- **YOUR INSTRUCTIONS**
Copy everything from the first line of the data down to the line that contains "sheet-grabber[interactable] <box>198 856", including both of those lines and leaving every line unchanged.

━━━━━━━━━━━━━━━━━━━━

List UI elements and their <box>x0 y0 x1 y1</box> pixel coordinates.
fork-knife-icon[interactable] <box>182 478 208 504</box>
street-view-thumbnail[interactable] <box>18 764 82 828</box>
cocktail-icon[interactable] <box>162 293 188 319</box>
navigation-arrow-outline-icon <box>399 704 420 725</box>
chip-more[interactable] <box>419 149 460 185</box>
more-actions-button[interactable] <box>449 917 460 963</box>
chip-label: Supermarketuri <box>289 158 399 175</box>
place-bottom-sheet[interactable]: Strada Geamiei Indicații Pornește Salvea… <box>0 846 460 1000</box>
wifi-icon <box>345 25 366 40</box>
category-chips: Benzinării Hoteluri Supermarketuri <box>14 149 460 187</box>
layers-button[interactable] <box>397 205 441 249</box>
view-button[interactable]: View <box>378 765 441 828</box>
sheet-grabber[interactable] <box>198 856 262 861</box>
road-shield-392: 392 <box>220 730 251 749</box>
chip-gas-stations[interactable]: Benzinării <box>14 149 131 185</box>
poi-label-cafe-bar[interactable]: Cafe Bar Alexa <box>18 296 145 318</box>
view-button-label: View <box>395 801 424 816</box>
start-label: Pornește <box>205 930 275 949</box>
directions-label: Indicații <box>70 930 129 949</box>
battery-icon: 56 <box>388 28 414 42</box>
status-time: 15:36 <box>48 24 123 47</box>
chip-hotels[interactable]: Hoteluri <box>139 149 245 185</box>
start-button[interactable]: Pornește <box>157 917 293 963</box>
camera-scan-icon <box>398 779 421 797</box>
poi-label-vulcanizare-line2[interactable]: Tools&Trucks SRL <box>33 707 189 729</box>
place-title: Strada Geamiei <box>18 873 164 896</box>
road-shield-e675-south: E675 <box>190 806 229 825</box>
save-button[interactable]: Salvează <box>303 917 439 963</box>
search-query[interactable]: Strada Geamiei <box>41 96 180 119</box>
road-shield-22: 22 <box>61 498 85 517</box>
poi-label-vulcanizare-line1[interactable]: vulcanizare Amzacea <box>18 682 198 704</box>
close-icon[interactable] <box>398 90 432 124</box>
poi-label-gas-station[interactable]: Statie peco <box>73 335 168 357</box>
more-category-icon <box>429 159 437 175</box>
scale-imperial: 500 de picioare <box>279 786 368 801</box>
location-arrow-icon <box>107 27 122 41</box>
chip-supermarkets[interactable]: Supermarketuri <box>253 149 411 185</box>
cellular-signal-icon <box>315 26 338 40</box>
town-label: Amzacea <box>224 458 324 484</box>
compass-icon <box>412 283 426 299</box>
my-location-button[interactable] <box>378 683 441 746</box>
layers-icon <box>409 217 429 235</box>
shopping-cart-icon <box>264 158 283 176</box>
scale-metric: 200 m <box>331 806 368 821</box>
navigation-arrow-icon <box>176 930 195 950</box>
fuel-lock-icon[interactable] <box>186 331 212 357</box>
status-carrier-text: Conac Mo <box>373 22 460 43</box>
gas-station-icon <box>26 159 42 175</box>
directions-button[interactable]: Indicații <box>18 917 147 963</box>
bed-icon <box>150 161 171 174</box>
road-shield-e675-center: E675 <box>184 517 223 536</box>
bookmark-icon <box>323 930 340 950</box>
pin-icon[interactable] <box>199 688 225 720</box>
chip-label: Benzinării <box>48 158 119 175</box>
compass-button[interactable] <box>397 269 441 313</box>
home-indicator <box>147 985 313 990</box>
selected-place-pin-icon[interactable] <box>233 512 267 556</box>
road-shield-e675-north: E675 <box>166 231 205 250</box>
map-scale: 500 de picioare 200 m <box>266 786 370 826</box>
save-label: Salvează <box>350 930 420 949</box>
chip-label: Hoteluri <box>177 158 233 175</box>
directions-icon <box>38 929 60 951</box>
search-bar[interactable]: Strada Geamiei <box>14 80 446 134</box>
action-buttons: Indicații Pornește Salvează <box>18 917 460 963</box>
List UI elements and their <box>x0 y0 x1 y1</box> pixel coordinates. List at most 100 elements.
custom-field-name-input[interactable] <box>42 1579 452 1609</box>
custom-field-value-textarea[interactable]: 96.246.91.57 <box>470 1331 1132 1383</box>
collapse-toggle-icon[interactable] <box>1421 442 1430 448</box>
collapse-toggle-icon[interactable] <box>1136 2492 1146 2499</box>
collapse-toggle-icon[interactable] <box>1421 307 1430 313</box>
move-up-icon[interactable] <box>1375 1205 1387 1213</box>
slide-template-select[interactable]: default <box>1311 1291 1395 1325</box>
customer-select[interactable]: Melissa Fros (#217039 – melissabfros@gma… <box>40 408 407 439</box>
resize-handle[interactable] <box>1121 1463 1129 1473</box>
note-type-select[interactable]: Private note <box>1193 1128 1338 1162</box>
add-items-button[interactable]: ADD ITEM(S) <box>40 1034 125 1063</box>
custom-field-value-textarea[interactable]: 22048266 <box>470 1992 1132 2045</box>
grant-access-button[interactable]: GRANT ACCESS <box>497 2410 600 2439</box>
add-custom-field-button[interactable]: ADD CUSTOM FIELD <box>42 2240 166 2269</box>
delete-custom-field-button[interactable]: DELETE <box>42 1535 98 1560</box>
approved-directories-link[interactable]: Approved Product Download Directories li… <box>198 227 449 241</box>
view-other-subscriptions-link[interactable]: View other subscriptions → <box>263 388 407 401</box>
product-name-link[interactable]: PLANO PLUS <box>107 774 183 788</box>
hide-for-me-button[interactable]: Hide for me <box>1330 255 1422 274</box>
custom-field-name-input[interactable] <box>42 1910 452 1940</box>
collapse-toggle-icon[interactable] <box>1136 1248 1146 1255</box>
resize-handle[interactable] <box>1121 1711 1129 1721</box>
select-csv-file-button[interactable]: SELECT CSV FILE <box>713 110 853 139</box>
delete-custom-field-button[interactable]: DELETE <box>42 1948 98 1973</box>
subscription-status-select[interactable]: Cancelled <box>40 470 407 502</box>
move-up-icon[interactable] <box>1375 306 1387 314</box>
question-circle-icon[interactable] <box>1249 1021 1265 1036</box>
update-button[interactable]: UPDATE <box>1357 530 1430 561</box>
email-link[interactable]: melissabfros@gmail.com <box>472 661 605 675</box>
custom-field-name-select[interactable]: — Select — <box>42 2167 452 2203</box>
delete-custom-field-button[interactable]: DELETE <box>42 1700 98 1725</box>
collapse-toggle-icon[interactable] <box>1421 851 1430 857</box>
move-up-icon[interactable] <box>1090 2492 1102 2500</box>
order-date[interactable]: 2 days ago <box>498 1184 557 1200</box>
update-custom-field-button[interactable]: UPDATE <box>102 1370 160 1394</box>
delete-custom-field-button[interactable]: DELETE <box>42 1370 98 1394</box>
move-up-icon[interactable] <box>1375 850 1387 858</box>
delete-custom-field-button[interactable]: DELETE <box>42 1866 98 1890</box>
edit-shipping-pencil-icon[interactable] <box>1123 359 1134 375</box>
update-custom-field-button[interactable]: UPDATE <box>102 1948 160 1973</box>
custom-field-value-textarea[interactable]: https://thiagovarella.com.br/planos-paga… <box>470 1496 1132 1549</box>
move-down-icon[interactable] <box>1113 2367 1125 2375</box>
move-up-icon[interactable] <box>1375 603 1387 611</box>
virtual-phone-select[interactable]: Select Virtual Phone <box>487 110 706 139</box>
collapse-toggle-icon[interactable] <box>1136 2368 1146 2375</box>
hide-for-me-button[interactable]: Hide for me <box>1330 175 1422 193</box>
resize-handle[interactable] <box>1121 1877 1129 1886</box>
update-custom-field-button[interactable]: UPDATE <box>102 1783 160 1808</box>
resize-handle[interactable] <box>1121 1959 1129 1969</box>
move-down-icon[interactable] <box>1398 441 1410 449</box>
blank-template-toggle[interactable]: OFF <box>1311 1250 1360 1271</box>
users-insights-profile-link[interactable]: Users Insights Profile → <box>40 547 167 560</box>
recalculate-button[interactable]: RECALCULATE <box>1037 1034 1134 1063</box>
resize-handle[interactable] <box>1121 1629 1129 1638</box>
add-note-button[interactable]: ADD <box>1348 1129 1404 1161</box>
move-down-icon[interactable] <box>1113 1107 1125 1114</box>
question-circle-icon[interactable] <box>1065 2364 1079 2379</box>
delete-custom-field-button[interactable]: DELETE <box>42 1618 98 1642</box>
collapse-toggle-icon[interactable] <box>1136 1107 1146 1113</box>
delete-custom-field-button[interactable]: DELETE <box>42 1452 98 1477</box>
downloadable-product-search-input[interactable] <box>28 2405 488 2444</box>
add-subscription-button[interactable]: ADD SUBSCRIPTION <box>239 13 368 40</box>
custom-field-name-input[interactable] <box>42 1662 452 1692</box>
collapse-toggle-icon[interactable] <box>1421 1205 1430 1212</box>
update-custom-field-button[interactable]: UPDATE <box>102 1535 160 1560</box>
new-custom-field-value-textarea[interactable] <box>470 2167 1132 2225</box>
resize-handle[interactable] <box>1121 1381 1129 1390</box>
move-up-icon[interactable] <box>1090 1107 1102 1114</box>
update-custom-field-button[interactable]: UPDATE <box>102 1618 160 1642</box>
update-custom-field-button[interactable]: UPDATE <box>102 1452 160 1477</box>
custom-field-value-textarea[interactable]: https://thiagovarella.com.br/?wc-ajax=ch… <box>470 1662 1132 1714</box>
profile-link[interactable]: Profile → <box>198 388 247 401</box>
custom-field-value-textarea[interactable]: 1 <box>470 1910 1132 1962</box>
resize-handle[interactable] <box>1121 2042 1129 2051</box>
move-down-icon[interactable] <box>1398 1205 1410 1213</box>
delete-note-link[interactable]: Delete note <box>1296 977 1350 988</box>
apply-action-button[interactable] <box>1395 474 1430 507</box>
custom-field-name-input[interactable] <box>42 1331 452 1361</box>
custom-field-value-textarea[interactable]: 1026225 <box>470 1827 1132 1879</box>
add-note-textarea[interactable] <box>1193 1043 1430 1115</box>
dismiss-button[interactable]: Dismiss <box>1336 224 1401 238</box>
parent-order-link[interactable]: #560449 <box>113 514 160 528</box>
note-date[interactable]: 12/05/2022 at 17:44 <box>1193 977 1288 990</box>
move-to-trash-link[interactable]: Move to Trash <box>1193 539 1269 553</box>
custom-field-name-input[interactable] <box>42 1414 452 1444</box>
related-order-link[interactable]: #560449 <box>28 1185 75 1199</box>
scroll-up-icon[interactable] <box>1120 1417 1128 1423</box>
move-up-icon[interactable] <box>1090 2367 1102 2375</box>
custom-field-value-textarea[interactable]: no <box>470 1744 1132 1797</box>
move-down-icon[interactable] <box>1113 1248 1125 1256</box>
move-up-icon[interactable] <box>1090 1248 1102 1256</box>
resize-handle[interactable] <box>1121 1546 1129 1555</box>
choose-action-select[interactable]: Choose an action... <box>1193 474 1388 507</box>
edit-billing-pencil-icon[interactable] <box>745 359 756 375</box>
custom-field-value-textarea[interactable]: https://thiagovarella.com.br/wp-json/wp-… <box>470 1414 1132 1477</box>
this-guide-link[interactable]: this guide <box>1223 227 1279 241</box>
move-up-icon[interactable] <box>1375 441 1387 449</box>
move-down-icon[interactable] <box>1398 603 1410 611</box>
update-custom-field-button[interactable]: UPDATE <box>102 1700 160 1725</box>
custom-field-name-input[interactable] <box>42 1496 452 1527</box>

━━━━━━━━━━━━━━━━━━━━

- **PROBLEM SOLUTION**
List UI elements and their <box>x0 y0 x1 y1</box> pixel coordinates.
fork-knife-icon[interactable] <box>182 478 208 504</box>
street-view-thumbnail[interactable] <box>18 764 82 828</box>
cocktail-icon[interactable] <box>162 293 188 319</box>
navigation-arrow-outline-icon <box>399 704 420 725</box>
chip-more[interactable] <box>419 149 460 185</box>
more-actions-button[interactable] <box>449 917 460 963</box>
chip-label: Supermarketuri <box>289 158 399 175</box>
place-bottom-sheet[interactable]: Strada Geamiei Indicații Pornește Salvea… <box>0 846 460 1000</box>
wifi-icon <box>345 25 366 40</box>
category-chips: Benzinării Hoteluri Supermarketuri <box>14 149 460 187</box>
layers-button[interactable] <box>397 205 441 249</box>
view-button[interactable]: View <box>378 765 441 828</box>
sheet-grabber[interactable] <box>198 856 262 861</box>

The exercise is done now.